# Task requirements:
Search the listing below for the string "title" and show each line that contains it.

▼

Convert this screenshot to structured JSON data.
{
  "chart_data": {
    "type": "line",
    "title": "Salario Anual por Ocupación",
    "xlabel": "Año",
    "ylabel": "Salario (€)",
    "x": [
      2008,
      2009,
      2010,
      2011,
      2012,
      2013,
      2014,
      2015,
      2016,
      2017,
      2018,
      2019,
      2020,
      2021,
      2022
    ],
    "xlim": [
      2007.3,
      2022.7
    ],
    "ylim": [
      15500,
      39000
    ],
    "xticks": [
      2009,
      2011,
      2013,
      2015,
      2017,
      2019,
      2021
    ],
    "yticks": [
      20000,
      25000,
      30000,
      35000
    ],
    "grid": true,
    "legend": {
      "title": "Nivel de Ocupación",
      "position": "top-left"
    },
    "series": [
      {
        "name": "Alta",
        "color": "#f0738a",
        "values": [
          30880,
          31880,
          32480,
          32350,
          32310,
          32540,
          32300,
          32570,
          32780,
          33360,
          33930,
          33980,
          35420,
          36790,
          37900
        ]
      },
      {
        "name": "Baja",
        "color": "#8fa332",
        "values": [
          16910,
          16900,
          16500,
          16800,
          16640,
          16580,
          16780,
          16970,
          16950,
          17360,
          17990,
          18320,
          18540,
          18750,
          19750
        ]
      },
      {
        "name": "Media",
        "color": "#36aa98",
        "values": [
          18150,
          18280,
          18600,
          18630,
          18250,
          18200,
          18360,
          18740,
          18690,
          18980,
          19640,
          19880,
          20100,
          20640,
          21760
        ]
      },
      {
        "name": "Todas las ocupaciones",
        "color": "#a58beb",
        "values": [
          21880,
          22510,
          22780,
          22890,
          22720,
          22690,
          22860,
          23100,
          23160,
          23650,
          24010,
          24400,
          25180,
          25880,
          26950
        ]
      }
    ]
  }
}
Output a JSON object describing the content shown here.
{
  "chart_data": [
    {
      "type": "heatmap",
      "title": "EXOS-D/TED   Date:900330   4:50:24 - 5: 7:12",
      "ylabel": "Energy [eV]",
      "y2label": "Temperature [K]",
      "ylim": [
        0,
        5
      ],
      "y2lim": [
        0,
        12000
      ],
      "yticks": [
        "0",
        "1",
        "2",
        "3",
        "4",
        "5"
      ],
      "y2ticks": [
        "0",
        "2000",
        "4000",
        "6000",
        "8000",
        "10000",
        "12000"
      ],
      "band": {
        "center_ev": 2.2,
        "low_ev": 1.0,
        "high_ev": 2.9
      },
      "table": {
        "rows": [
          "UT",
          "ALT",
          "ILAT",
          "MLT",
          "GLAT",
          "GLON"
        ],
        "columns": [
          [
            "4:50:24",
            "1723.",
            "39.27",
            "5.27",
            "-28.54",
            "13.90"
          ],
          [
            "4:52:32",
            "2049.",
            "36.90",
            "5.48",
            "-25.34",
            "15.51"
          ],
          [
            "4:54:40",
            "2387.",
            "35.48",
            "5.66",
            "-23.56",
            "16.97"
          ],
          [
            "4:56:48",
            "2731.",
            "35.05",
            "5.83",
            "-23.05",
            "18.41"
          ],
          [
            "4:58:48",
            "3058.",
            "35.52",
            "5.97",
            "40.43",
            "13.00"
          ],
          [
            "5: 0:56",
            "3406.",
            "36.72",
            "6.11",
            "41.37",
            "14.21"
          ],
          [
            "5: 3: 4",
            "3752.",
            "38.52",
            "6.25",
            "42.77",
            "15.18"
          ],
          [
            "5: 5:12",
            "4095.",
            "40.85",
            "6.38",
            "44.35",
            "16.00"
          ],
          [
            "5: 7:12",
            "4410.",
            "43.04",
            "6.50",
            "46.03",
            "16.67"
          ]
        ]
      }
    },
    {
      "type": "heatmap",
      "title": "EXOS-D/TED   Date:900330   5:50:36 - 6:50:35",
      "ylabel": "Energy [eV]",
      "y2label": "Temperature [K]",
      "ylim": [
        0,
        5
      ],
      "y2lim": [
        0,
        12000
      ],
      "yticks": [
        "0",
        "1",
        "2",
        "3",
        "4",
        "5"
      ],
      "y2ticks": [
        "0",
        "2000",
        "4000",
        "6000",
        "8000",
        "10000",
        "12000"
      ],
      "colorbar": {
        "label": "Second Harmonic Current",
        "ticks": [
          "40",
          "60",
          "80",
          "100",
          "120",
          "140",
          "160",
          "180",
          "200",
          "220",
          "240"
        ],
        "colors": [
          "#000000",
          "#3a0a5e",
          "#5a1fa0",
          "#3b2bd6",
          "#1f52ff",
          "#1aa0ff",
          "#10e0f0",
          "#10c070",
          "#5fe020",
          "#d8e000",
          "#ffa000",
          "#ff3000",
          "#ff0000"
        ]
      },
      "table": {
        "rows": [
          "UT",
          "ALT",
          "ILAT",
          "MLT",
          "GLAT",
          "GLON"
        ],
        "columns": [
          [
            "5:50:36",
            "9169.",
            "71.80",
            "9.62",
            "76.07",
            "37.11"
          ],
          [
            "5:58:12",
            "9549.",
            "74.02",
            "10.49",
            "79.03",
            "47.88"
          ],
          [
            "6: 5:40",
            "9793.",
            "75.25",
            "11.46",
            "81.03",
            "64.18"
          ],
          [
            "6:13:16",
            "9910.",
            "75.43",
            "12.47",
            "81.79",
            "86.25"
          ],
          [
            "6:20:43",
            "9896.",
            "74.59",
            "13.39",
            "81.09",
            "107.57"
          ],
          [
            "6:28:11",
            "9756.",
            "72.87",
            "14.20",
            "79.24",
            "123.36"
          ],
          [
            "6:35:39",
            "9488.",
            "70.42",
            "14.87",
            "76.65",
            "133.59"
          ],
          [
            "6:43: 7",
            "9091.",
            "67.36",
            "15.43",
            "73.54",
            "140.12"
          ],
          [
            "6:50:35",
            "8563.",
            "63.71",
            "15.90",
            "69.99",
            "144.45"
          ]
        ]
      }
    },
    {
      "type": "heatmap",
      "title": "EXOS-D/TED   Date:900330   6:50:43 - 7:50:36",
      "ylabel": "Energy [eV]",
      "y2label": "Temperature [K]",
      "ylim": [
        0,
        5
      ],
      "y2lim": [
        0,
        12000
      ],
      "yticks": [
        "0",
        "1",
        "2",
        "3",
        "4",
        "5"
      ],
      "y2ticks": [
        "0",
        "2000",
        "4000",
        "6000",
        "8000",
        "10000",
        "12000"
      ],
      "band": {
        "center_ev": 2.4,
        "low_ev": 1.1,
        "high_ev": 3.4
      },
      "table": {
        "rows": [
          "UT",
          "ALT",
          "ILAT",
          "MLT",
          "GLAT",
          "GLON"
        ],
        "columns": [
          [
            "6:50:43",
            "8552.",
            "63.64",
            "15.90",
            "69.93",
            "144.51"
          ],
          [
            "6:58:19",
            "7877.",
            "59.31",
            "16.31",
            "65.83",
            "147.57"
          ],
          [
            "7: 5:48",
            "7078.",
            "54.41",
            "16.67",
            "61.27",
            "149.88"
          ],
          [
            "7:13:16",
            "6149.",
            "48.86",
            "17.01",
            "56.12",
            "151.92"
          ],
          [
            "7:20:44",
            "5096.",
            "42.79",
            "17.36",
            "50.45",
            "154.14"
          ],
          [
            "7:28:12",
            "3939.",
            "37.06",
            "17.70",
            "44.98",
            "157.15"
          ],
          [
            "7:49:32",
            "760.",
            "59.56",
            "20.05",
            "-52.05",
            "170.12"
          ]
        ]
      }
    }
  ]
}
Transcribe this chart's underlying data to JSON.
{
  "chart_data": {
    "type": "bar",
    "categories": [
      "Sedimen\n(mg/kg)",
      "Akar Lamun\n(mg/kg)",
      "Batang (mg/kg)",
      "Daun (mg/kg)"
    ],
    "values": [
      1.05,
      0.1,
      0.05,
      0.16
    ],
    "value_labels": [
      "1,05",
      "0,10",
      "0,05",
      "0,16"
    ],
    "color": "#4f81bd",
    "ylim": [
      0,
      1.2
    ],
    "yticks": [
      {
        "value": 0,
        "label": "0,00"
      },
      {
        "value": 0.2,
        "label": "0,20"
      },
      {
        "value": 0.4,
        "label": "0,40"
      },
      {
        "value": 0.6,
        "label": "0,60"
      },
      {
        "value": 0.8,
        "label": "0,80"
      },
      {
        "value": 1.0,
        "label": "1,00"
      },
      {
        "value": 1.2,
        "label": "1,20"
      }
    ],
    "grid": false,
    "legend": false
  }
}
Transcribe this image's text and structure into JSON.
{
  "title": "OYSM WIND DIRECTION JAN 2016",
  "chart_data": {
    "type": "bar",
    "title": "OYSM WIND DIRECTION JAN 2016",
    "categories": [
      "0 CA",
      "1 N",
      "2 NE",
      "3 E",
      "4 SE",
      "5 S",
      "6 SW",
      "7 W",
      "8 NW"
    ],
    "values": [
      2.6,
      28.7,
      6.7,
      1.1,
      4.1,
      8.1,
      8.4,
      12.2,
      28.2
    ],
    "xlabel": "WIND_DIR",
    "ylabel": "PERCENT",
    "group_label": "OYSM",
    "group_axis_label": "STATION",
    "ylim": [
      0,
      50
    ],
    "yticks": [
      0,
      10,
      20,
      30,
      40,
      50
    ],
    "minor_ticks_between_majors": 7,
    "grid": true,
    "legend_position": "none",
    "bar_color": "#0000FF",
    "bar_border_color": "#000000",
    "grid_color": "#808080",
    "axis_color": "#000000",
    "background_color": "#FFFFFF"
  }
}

▲

# Finished task:
    "title": "Salario Anual por Ocupación",
      "title": "Nivel de Ocupación",
      "title": "EXOS-D/TED   Date:900330   4:50:24 - 5: 7:12",
      "title": "EXOS-D/TED   Date:900330   5:50:36 - 6:50:35",
      "title": "EXOS-D/TED   Date:900330   6:50:43 - 7:50:36",
  "title": "OYSM WIND DIRECTION JAN 2016",
    "title": "OYSM WIND DIRECTION JAN 2016",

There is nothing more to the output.